# What to produce:
Write out exactly the lines from the one containing "Serialize everything readable" through the last line of the records below, both included, and leave out any pictures.

# Extracted entries:

--- start ---

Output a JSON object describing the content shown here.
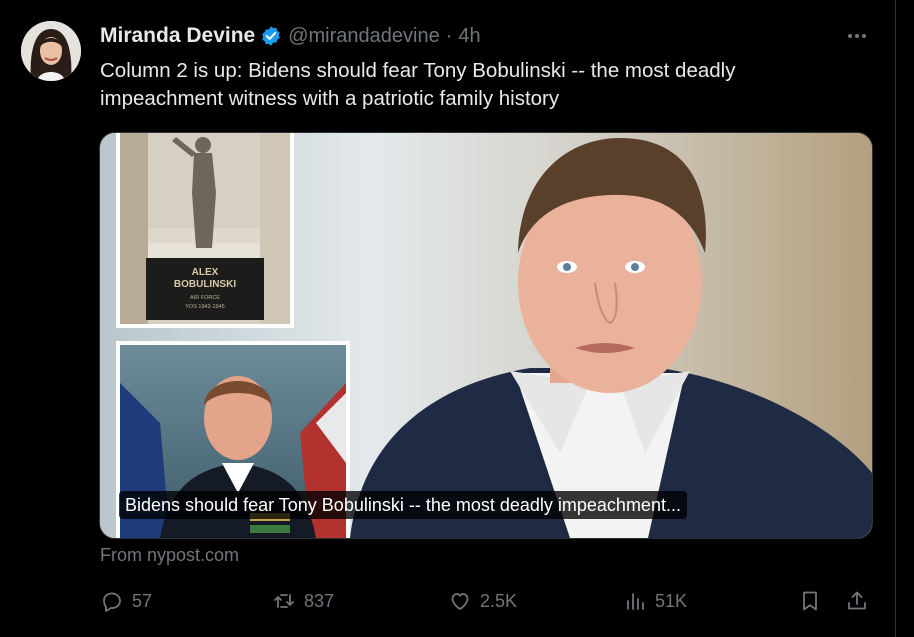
{
  "tweet": {
    "author_name": "Miranda Devine",
    "handle": "@mirandadevine",
    "separator": "·",
    "time": "4h",
    "text_line1": "Column 2 is up: Bidens should fear Tony Bobulinski -- the most deadly",
    "text_line2": "impeachment witness with a patriotic family history"
  },
  "card": {
    "title": "Bidens should fear Tony Bobulinski -- the most deadly impeachment...",
    "plaque_name_1": "ALEX",
    "plaque_name_2": "BOBULINSKI",
    "plaque_line_1": "AIR FORCE",
    "plaque_line_2": "YOS 1942-1945",
    "source": "From nypost.com"
  },
  "actions": {
    "replies": "57",
    "reposts": "837",
    "likes": "2.5K",
    "views": "51K"
  },
  "colors": {
    "background": "#000000",
    "text_primary": "#e7e9ea",
    "text_secondary": "#71767b",
    "verified_badge": "#1d9bf0",
    "border": "#2f3336"
  },
  "icons": [
    "verified-badge-icon",
    "more-icon",
    "reply-icon",
    "repost-icon",
    "like-icon",
    "views-icon",
    "bookmark-icon",
    "share-icon"
  ]
}
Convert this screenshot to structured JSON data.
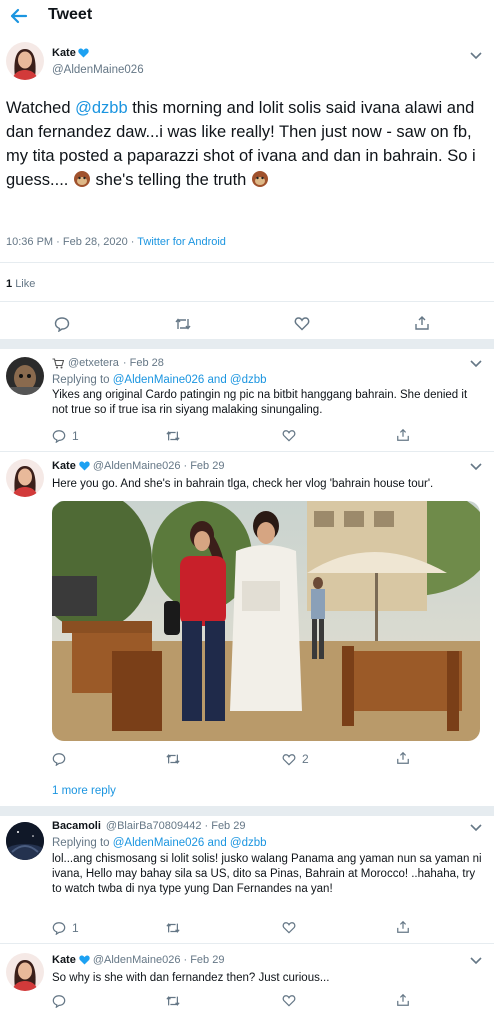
{
  "header": {
    "title": "Tweet"
  },
  "main_tweet": {
    "name": "Kate",
    "handle": "@AldenMaine026",
    "text_mention": "@dzbb",
    "text_pre": "Watched ",
    "text_post": " this morning and lolit solis said ivana alawi and dan fernandez daw...i was like really! Then just now - saw on fb, my tita posted a paparazzi shot of ivana and dan in bahrain. So i guess.... ",
    "text_end": " she's telling the truth ",
    "timestamp": "10:36 PM · Feb 28, 2020 · ",
    "client": "Twitter for Android",
    "likes_count": "1",
    "likes_label": "Like"
  },
  "replies": [
    {
      "name": "",
      "handle": "@etxetera",
      "date": "· Feb 28",
      "replying_prefix": "Replying to ",
      "replying_to": "@AldenMaine026 and @dzbb",
      "text": "Yikes ang original Cardo patingin ng pic na bitbit hanggang bahrain. She denied it not true so if true isa rin siyang malaking sinungaling.",
      "reply_count": "1"
    },
    {
      "name": "Kate",
      "handle": "@AldenMaine026",
      "date": "· Feb 29",
      "text": "Here you go. And she's in bahrain tlga, check her vlog 'bahrain house tour'.",
      "like_count": "2",
      "more_replies": "1 more reply"
    },
    {
      "name": "Bacamoli",
      "handle": "@BlairBa70809442",
      "date": "· Feb 29",
      "replying_prefix": "Replying to ",
      "replying_to": "@AldenMaine026 and @dzbb",
      "text": "lol...ang chismosang si lolit solis! jusko walang Panama ang yaman nun sa yaman ni ivana, Hello may bahay sila sa US, dito sa Pinas, Bahrain at Morocco! ..hahaha, try to watch twba di nya type yung Dan Fernandes na yan!",
      "reply_count": "1"
    },
    {
      "name": "Kate",
      "handle": "@AldenMaine026",
      "date": "· Feb 29",
      "text": "So why is she with dan fernandez then? Just curious..."
    }
  ],
  "colors": {
    "accent": "#1b95e0",
    "heart_blue": "#1da1f2",
    "divider": "#e6ecf0"
  },
  "icons": [
    "back-arrow-icon",
    "verified-heart-icon",
    "chevron-down-icon",
    "reply-icon",
    "retweet-icon",
    "like-icon",
    "share-icon",
    "monkey-emoji-icon",
    "shopping-cart-icon"
  ]
}
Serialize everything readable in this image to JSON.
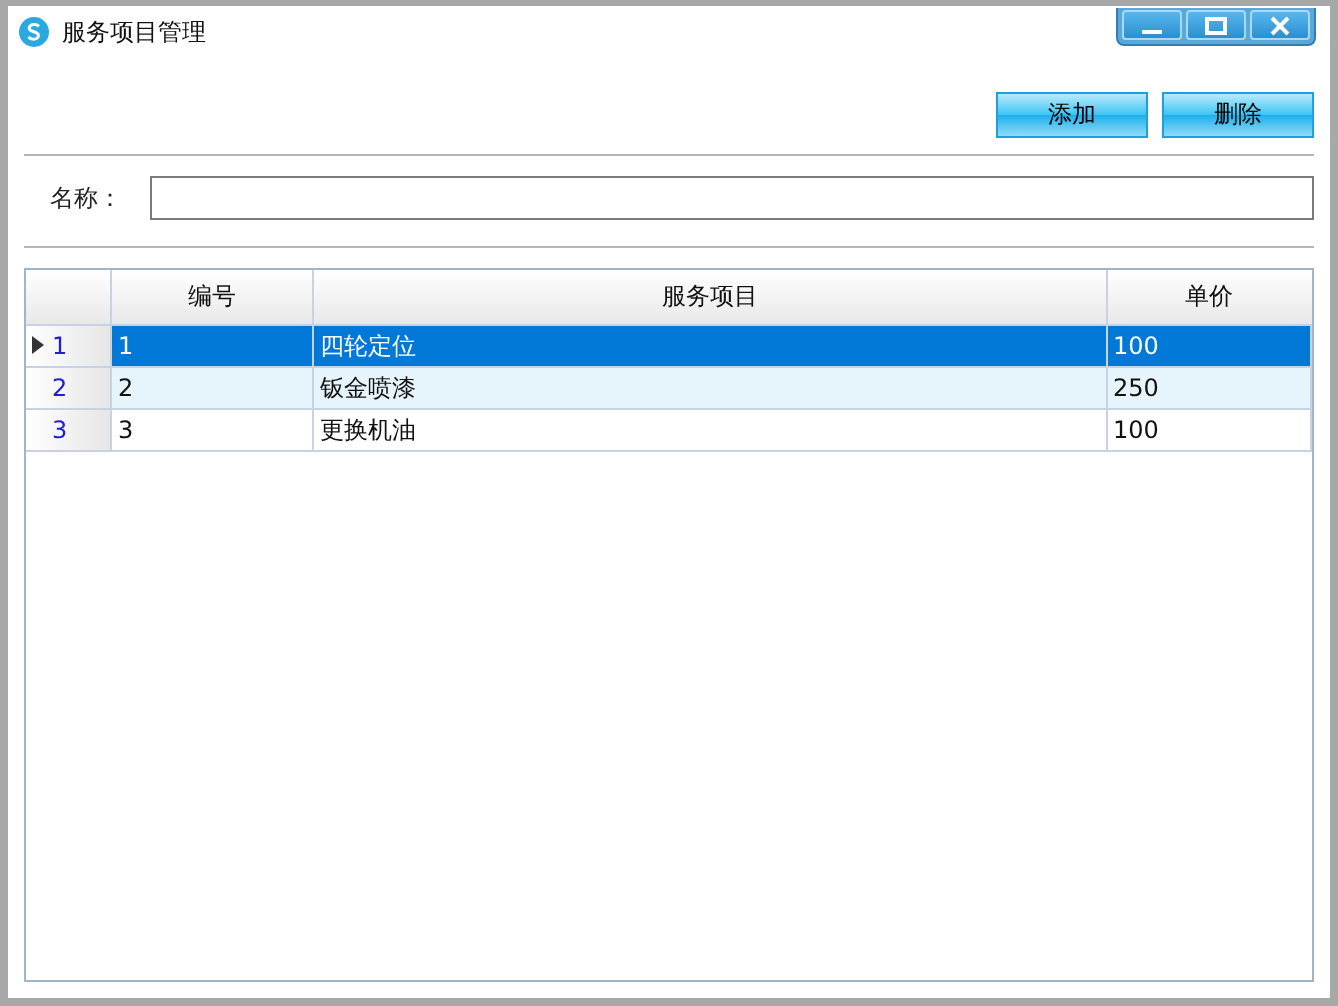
{
  "window": {
    "title": "服务项目管理"
  },
  "toolbar": {
    "buttons": [
      "添加",
      "删除"
    ]
  },
  "form": {
    "label": "名称："
  },
  "table": {
    "columns": [
      "编号",
      "服务项目",
      "单价"
    ],
    "rows": [
      {
        "row_header": "1",
        "selected": true,
        "cells": [
          "1",
          "四轮定位",
          "100"
        ]
      },
      {
        "row_header": "2",
        "selected": false,
        "cells": [
          "2",
          "钣金喷漆",
          "250"
        ]
      },
      {
        "row_header": "3",
        "selected": false,
        "cells": [
          "3",
          "更换机油",
          "100"
        ]
      }
    ]
  }
}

--- end ---

# Full solution:
Serialize everything readable in this image to JSON.
{
  "window": {
    "title": "服务项目管理"
  },
  "toolbar": {
    "buttons": [
      "添加",
      "删除"
    ]
  },
  "form": {
    "label": "名称："
  },
  "table": {
    "columns": [
      "编号",
      "服务项目",
      "单价"
    ],
    "rows": [
      {
        "row_header": "1",
        "selected": true,
        "cells": [
          "1",
          "四轮定位",
          "100"
        ]
      },
      {
        "row_header": "2",
        "selected": false,
        "cells": [
          "2",
          "钣金喷漆",
          "250"
        ]
      },
      {
        "row_header": "3",
        "selected": false,
        "cells": [
          "3",
          "更换机油",
          "100"
        ]
      }
    ]
  }
}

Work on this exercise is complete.